• **Exercise brief**: Here is a block of records. Copy every line in it that includes "pathway".
··········
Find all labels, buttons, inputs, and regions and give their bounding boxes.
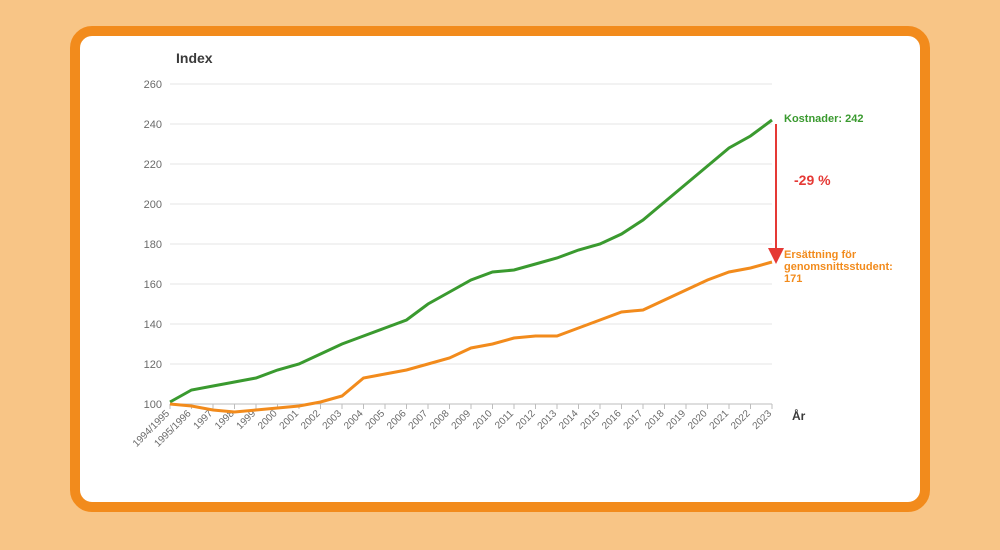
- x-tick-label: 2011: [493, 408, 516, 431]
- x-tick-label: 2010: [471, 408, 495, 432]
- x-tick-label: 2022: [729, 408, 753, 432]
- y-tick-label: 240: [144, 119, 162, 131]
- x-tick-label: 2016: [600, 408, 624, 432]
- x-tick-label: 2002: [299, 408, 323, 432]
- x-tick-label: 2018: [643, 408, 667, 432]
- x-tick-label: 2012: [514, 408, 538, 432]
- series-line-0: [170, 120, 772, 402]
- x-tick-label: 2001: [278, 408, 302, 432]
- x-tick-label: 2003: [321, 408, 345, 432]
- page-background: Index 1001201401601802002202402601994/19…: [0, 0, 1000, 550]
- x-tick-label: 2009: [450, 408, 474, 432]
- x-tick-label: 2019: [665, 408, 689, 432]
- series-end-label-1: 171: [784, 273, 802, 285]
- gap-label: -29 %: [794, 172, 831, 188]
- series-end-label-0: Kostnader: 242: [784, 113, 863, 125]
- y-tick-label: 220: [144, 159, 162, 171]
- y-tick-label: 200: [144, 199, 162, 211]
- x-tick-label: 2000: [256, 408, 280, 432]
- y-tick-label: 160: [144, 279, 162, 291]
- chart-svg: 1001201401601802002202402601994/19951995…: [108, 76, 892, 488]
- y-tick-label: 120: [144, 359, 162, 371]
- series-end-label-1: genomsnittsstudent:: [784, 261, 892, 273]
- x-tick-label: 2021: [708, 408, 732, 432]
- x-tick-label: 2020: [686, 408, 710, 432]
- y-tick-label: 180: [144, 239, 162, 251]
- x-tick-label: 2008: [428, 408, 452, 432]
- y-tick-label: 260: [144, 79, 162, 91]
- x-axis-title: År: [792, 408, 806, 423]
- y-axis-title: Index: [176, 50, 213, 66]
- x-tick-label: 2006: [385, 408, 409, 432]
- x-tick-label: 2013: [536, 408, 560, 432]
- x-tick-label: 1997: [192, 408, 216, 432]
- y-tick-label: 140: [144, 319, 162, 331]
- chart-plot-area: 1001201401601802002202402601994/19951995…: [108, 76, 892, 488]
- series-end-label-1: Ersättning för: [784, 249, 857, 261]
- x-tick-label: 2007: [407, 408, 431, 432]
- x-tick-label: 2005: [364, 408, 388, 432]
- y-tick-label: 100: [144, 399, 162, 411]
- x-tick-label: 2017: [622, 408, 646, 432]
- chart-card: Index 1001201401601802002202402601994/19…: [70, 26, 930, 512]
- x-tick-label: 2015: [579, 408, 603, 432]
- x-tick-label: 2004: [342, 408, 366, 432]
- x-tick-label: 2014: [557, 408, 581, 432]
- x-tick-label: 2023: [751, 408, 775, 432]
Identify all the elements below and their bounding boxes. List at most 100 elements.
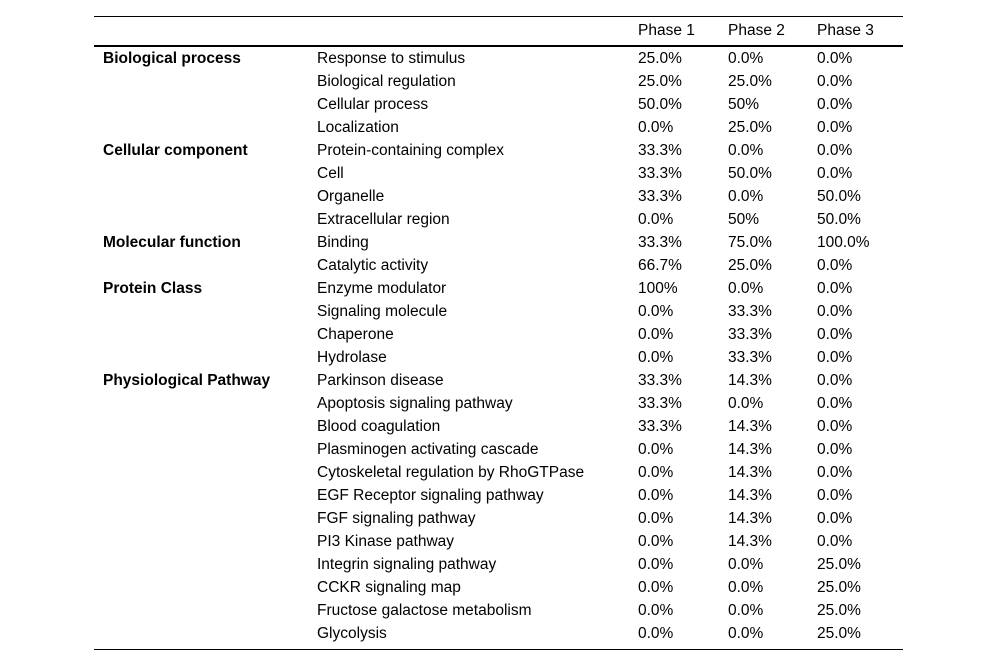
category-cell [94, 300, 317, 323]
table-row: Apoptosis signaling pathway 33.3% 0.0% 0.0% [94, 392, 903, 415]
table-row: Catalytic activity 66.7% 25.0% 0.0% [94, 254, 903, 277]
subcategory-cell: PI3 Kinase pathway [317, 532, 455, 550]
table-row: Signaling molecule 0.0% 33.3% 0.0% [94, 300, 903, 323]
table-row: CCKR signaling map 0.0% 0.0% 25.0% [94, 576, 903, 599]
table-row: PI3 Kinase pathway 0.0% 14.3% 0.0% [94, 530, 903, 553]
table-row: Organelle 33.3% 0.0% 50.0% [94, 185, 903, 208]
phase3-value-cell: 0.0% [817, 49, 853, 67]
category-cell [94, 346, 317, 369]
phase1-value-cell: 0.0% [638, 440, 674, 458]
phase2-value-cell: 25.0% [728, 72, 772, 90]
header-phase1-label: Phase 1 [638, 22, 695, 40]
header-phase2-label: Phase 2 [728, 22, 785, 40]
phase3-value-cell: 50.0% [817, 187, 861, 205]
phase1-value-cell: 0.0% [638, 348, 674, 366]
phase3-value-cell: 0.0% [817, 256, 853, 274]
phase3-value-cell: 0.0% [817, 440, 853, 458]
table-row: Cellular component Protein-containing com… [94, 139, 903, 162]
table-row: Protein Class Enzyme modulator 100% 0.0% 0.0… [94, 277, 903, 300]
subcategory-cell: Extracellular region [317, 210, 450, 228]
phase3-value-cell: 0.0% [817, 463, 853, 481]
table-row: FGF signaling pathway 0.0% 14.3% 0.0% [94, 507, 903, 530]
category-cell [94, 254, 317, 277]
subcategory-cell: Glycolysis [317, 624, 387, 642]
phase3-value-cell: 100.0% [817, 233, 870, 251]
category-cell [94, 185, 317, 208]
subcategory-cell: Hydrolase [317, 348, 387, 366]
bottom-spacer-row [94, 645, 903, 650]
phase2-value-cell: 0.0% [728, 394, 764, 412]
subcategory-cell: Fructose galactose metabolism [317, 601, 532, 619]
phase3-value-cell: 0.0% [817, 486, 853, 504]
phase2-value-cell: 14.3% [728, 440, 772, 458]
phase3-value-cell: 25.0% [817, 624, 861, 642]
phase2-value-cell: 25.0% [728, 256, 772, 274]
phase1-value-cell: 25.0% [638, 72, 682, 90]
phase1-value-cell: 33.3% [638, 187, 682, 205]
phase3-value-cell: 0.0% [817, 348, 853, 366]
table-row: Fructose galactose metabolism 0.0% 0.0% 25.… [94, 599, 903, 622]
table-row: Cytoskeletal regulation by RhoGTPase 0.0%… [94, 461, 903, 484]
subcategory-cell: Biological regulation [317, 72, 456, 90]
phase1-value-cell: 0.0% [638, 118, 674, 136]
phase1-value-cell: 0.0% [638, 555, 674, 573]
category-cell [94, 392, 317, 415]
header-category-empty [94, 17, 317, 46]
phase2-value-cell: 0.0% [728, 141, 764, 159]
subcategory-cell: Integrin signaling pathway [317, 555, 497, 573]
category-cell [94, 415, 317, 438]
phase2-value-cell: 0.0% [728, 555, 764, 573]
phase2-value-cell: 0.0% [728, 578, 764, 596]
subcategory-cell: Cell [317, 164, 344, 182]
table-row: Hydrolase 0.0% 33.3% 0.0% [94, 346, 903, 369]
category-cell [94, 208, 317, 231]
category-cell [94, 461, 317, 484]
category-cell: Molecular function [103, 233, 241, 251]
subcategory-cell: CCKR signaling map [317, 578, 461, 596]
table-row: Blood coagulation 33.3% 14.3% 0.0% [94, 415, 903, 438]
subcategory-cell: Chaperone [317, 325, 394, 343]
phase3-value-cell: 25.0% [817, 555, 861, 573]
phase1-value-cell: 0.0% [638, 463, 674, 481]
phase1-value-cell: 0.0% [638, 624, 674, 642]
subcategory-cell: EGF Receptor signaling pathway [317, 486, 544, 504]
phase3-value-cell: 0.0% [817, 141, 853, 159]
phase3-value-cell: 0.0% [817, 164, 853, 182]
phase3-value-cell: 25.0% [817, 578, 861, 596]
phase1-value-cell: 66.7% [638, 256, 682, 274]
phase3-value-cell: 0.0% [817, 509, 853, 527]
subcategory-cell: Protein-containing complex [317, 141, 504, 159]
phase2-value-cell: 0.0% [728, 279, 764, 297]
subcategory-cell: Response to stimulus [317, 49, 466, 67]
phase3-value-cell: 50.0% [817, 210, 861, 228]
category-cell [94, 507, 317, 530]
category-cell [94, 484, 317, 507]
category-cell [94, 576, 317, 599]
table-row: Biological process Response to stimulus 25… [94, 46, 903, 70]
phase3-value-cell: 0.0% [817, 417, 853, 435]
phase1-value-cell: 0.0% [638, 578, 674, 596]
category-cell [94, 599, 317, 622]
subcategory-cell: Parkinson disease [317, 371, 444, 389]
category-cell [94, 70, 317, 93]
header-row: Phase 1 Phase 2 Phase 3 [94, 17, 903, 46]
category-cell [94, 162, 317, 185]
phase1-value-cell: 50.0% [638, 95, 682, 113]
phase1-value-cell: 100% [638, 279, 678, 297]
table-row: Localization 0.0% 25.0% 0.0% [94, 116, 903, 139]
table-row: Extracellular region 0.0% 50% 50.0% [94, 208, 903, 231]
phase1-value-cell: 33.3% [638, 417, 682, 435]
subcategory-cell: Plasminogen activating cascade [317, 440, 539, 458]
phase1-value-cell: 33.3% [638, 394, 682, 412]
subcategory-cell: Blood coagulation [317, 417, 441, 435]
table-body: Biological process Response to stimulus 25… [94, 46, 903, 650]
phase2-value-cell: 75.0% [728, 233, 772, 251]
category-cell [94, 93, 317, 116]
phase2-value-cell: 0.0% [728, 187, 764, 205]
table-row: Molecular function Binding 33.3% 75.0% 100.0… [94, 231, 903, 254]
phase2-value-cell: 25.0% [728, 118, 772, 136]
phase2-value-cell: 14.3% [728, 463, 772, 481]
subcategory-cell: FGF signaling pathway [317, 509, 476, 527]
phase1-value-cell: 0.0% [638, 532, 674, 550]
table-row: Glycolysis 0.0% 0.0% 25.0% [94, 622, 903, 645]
··········
• **Result**:
table-row: Apoptosis signaling pathway 33.3% 0.0% 0.0% [94, 392, 903, 415]
subcategory-cell: PI3 Kinase pathway [317, 532, 455, 550]
table-row: PI3 Kinase pathway 0.0% 14.3% 0.0% [94, 530, 903, 553]
table-row: FGF signaling pathway 0.0% 14.3% 0.0% [94, 507, 903, 530]
subcategory-cell: Integrin signaling pathway [317, 555, 497, 573]
subcategory-cell: EGF Receptor signaling pathway [317, 486, 544, 504]
subcategory-cell: FGF signaling pathway [317, 509, 476, 527]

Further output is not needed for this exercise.